Short problem – Return each line of the listing that contains the string "predictive".

Data supplied –
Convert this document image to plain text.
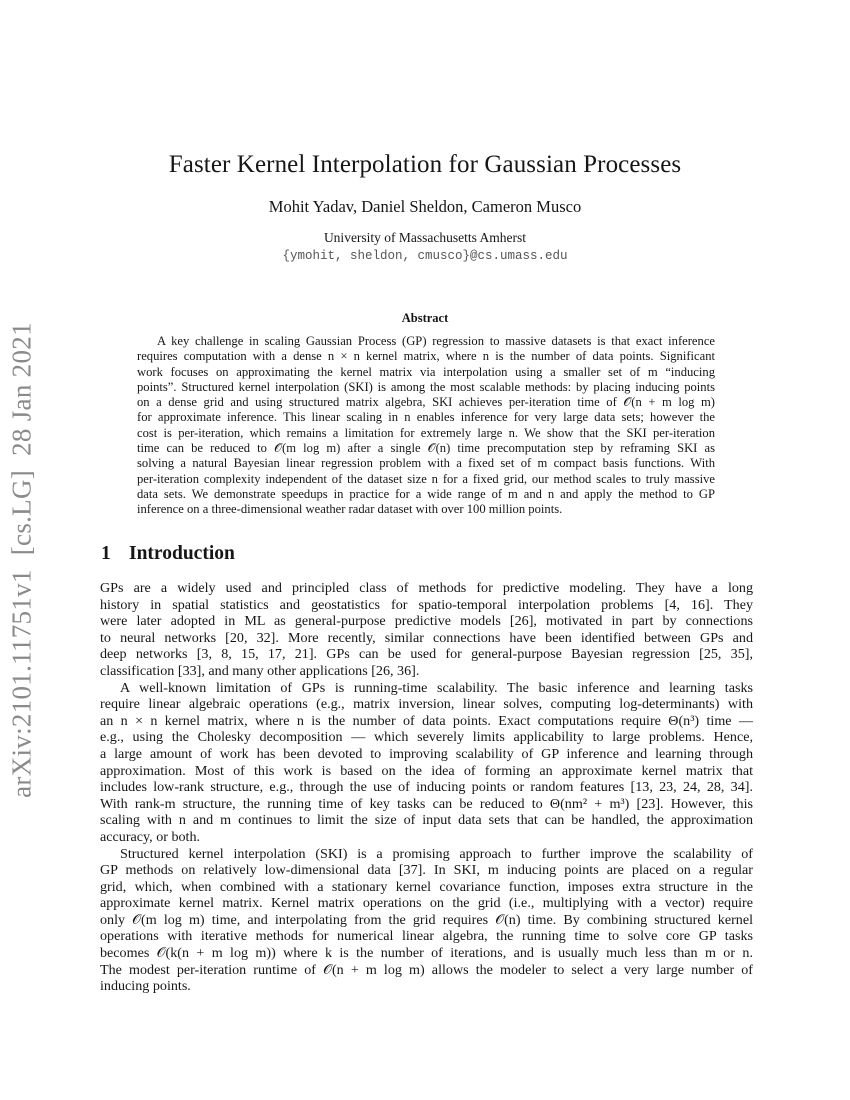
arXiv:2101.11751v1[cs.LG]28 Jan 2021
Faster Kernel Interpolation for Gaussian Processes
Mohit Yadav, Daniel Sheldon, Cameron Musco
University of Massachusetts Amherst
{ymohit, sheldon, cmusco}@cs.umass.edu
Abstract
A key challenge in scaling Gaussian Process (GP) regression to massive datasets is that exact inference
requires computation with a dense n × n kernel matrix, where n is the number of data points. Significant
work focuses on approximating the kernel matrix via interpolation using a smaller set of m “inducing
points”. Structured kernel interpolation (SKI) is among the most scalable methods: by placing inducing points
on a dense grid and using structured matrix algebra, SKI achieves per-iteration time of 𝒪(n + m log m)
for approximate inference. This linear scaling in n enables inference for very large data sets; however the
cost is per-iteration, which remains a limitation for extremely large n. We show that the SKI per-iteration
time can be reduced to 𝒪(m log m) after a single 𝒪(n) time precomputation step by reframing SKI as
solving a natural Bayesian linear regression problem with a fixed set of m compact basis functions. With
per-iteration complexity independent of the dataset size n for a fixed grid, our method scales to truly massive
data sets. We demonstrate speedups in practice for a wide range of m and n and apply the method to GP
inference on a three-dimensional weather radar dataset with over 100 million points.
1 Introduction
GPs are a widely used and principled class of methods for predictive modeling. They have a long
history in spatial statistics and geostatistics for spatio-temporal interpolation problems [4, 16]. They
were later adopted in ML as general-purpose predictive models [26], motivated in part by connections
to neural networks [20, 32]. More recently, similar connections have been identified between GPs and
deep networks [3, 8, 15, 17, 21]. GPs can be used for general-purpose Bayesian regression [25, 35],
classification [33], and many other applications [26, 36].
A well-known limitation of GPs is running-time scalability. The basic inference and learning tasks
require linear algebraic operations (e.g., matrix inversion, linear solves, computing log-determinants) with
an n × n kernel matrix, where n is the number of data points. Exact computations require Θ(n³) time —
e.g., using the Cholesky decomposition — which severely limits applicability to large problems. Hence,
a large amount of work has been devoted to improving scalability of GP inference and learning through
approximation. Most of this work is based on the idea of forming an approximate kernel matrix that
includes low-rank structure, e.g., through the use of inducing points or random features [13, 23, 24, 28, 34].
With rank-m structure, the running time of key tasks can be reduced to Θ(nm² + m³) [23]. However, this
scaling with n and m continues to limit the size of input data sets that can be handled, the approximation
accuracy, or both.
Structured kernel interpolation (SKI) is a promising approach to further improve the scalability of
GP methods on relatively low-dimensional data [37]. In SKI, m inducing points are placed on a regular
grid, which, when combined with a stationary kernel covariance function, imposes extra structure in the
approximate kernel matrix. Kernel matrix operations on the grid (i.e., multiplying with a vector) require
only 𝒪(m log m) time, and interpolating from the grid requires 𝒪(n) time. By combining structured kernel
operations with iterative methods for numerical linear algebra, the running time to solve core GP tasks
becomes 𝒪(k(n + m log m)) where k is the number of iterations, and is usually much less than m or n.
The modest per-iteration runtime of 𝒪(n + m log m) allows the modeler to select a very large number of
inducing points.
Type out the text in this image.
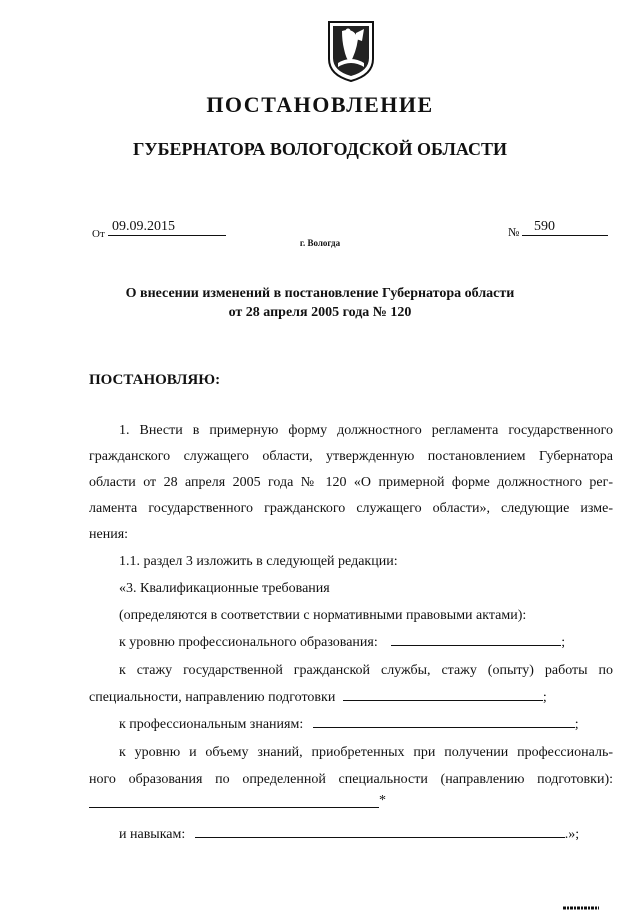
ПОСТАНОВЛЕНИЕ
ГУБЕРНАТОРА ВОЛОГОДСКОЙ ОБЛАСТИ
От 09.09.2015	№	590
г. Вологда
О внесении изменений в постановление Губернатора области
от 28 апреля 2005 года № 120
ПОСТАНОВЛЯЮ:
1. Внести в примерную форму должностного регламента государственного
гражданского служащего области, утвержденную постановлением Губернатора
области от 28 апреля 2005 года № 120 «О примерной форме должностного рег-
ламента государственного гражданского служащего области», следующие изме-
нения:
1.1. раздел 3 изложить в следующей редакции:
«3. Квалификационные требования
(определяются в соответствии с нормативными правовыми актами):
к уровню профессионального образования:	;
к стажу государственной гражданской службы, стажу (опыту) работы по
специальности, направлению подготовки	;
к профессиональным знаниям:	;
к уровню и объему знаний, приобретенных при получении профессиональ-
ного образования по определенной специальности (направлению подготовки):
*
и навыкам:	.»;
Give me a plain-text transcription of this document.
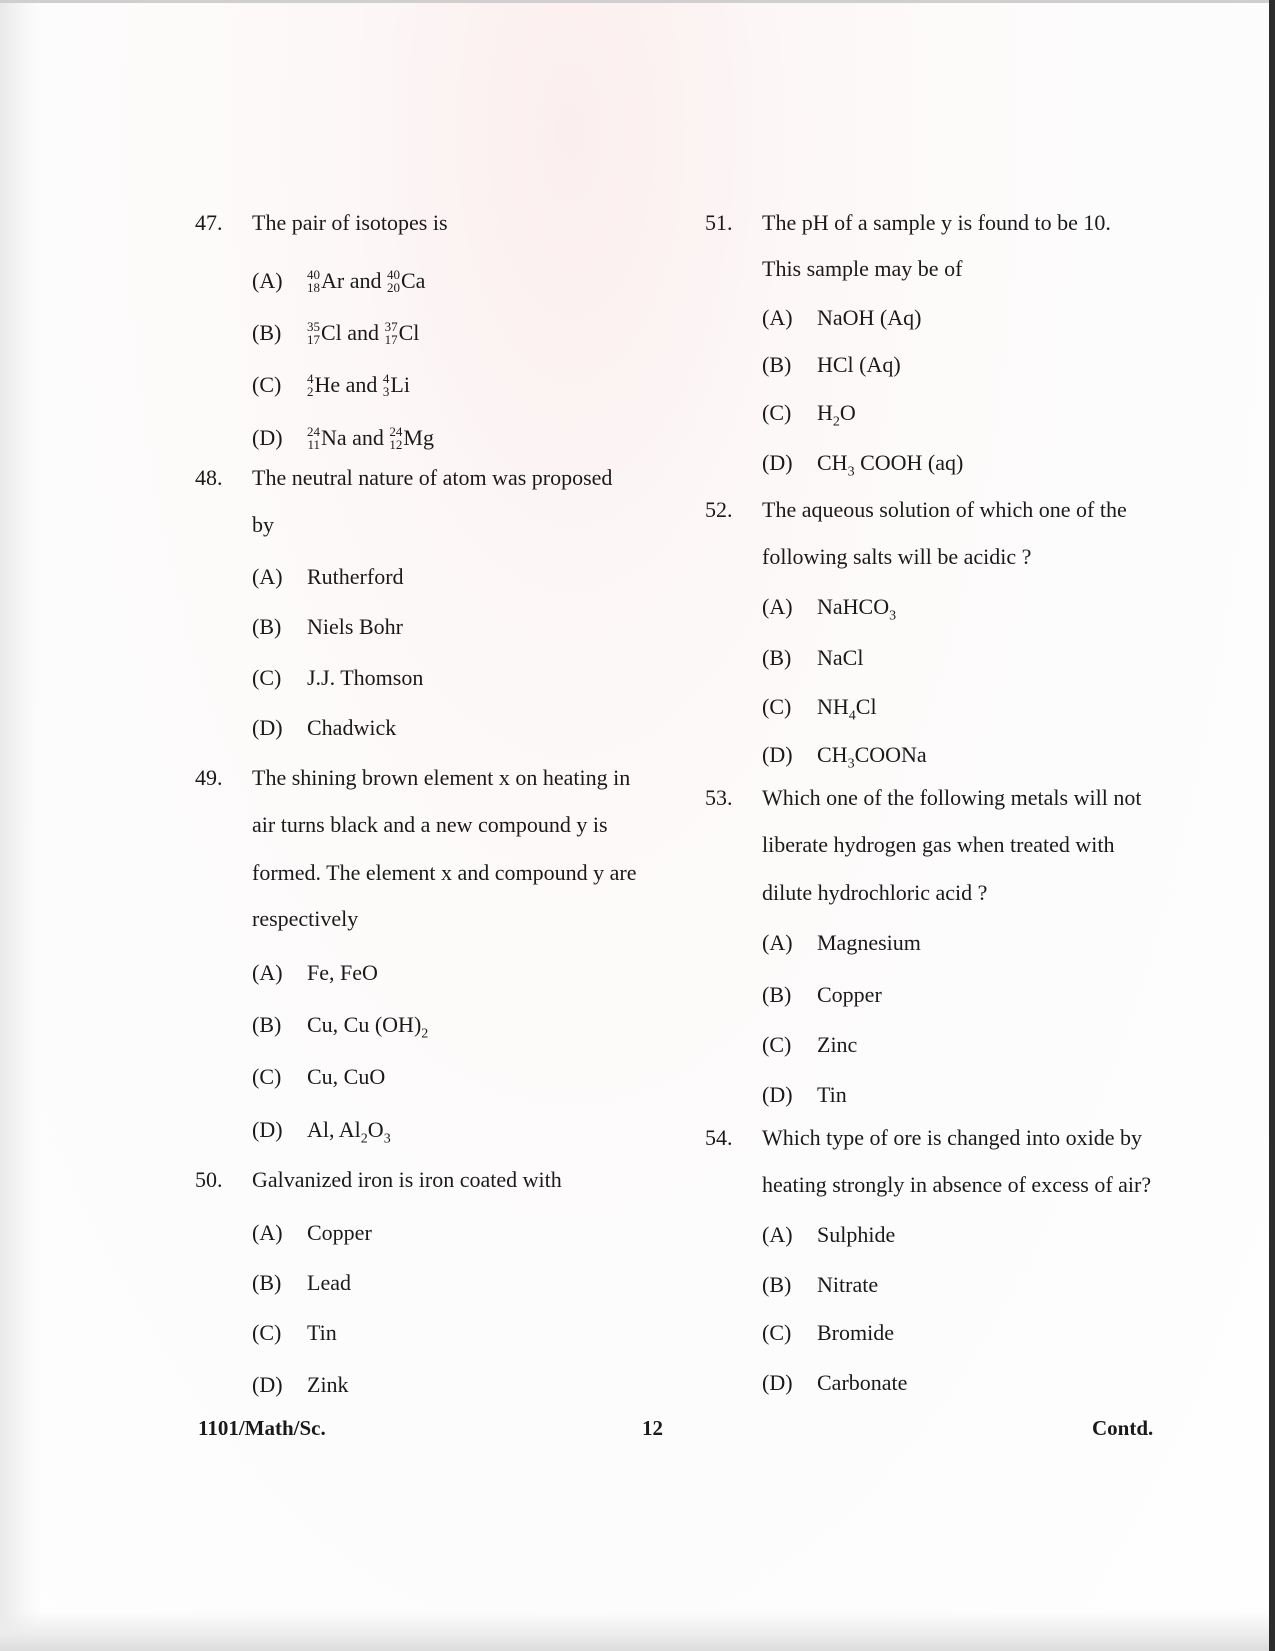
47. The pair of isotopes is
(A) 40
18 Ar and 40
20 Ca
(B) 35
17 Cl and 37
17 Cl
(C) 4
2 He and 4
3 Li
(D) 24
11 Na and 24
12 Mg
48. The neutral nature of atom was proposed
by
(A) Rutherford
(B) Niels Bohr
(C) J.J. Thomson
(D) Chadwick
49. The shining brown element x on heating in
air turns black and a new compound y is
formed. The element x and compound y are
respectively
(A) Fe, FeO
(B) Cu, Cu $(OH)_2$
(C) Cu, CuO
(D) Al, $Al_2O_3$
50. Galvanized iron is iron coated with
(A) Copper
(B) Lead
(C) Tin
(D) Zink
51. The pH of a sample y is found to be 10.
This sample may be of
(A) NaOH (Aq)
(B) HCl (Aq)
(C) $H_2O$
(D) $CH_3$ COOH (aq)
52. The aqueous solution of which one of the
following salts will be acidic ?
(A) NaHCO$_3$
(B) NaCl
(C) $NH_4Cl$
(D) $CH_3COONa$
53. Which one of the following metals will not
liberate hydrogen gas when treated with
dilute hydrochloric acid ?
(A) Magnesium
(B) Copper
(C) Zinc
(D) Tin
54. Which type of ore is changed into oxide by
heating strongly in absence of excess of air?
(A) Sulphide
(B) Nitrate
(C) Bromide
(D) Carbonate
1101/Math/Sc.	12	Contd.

Expected answer –
GPs are a widely used and principled class of methods for predictive modeling. They have a long
were later adopted in ML as general-purpose predictive models [26], motivated in part by connections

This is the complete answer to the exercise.